Dataset entries

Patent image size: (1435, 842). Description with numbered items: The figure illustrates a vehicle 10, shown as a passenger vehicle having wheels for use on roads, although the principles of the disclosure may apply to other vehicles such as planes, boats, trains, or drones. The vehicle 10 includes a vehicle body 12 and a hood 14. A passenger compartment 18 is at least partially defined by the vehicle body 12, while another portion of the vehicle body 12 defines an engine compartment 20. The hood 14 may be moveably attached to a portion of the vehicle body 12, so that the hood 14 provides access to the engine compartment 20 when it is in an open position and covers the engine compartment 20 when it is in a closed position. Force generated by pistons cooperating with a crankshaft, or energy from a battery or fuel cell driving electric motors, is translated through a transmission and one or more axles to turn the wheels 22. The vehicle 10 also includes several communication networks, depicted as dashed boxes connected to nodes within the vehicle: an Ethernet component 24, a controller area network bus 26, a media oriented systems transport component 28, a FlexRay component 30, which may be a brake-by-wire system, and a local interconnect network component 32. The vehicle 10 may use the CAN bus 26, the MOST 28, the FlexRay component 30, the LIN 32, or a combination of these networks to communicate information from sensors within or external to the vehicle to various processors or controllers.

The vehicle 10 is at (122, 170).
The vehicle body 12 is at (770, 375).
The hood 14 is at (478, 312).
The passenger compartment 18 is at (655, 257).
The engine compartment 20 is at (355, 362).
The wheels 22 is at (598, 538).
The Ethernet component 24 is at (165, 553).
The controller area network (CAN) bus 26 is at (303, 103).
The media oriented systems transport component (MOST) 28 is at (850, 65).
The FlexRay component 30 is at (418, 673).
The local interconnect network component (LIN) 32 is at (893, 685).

Task requirements
Reproduce every line of the material above word for word, changing nothing.

Final result
Patent image size: (1435, 842). Description with numbered items: The figure illustrates a vehicle 10, shown as a passenger vehicle having wheels for use on roads, although the principles of the disclosure may apply to other vehicles such as planes, boats, trains, or drones. The vehicle 10 includes a vehicle body 12 and a hood 14. A passenger compartment 18 is at least partially defined by the vehicle body 12, while another portion of the vehicle body 12 defines an engine compartment 20. The hood 14 may be moveably attached to a portion of the vehicle body 12, so that the hood 14 provides access to the engine compartment 20 when it is in an open position and covers the engine compartment 20 when it is in a closed position. Force generated by pistons cooperating with a crankshaft, or energy from a battery or fuel cell driving electric motors, is translated through a transmission and one or more axles to turn the wheels 22. The vehicle 10 also includes several communication networks, depicted as dashed boxes connected to nodes within the vehicle: an Ethernet component 24, a controller area network bus 26, a media oriented systems transport component 28, a FlexRay component 30, which may be a brake-by-wire system, and a local interconnect network component 32. The vehicle 10 may use the CAN bus 26, the MOST 28, the FlexRay component 30, the LIN 32, or a combination of these networks to communicate information from sensors within or external to the vehicle to various processors or controllers.

The vehicle 10 is at (122, 170).
The vehicle body 12 is at (770, 375).
The hood 14 is at (478, 312).
The passenger compartment 18 is at (655, 257).
The engine compartment 20 is at (355, 362).
The wheels 22 is at (598, 538).
The Ethernet component 24 is at (165, 553).
The controller area network (CAN) bus 26 is at (303, 103).
The media oriented systems transport component (MOST) 28 is at (850, 65).
The FlexRay component 30 is at (418, 673).
The local interconnect network component (LIN) 32 is at (893, 685).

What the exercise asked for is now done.